>>>

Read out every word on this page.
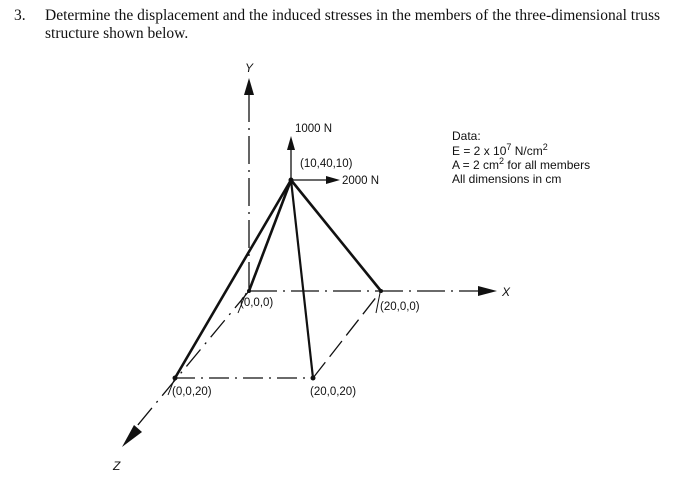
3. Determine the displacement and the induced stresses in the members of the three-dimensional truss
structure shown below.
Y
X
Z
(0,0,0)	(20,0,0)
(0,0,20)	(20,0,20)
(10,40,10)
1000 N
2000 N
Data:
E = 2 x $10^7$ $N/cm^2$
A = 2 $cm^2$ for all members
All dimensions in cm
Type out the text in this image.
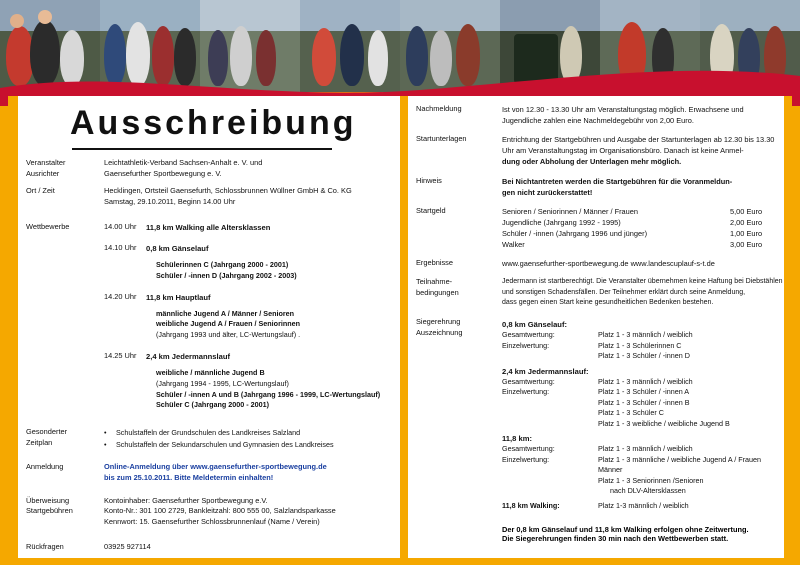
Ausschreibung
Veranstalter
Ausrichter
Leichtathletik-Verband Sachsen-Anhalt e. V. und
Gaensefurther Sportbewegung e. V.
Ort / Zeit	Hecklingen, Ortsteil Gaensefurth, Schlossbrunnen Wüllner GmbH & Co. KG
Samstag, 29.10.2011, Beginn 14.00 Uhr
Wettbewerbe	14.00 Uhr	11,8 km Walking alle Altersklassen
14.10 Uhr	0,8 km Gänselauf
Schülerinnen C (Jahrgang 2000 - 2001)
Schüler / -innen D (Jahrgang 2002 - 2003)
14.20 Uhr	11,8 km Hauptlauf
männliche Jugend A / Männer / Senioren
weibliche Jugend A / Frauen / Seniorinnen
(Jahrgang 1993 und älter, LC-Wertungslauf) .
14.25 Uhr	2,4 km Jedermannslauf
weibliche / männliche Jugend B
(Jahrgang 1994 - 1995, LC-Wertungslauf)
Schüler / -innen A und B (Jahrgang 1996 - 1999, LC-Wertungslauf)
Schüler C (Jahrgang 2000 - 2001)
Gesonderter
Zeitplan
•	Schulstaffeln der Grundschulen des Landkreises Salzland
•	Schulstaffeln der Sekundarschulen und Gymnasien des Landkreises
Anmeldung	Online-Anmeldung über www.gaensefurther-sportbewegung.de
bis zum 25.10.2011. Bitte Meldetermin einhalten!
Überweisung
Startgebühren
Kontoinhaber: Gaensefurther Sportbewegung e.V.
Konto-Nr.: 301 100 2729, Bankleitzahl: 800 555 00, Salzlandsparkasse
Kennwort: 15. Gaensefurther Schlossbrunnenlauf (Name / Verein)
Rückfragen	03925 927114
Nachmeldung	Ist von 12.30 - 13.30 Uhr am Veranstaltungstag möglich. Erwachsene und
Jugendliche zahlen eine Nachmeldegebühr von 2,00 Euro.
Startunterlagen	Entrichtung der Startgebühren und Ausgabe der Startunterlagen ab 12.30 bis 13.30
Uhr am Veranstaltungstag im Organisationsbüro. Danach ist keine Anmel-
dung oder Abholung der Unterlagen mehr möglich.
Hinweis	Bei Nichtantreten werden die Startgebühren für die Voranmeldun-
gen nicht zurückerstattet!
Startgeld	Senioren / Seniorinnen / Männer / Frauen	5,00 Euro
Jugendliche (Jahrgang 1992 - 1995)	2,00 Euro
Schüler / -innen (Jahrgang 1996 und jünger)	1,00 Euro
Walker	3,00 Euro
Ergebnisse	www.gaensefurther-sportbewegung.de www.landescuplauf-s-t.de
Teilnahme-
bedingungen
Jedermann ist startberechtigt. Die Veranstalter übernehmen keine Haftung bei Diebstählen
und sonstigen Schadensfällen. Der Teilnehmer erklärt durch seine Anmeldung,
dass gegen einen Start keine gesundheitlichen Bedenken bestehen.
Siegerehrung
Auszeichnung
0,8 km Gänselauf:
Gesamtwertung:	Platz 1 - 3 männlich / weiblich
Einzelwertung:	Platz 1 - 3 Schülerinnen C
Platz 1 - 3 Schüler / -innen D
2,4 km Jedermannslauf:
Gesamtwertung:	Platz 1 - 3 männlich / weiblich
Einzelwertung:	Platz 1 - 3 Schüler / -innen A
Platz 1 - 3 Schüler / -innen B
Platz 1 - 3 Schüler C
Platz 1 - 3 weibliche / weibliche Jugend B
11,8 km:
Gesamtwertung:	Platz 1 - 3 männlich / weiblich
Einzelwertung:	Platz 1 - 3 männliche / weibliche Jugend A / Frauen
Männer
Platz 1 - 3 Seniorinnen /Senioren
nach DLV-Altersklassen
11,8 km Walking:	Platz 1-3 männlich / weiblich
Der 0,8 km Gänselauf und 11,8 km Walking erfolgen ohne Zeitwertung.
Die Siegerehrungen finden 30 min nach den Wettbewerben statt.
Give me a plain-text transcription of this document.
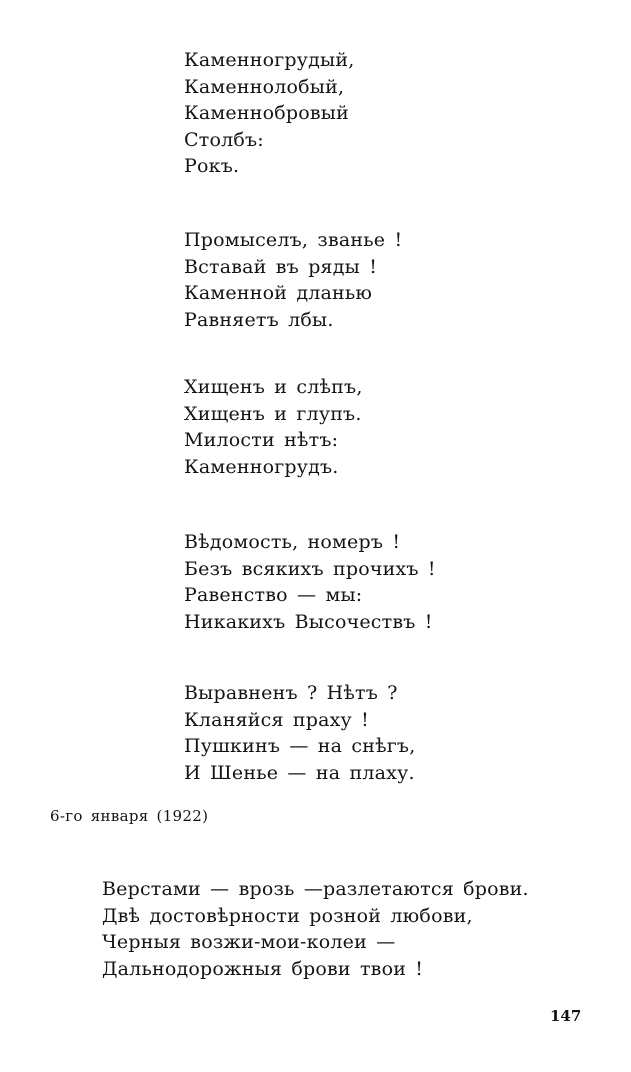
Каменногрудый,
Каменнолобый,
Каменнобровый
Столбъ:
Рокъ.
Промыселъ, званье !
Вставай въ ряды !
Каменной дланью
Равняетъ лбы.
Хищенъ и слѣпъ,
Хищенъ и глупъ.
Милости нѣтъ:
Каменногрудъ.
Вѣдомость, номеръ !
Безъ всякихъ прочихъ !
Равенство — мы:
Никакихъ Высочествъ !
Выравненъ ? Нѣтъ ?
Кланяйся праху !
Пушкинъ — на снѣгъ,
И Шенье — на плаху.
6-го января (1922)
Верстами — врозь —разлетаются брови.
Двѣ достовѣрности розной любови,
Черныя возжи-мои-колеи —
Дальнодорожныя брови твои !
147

<<<

Drop the pictures, then write out only the lines running from the one containing "Give me a plain-text" through the last line above, both included, exactly.

Expected output.
Give me a plain-text transcription of this document.
Каменногрудый,
Каменнолобый,
Каменнобровый
Столбъ:
Рокъ.
Промыселъ, званье !
Вставай въ ряды !
Каменной дланью
Равняетъ лбы.
Хищенъ и слѣпъ,
Хищенъ и глупъ.
Милости нѣтъ:
Каменногрудъ.
Вѣдомость, номеръ !
Безъ всякихъ прочихъ !
Равенство — мы:
Никакихъ Высочествъ !
Выравненъ ? Нѣтъ ?
Кланяйся праху !
Пушкинъ — на снѣгъ,
И Шенье — на плаху.
6-го января (1922)
Верстами — врозь —разлетаются брови.
Двѣ достовѣрности розной любови,
Черныя возжи-мои-колеи —
Дальнодорожныя брови твои !
147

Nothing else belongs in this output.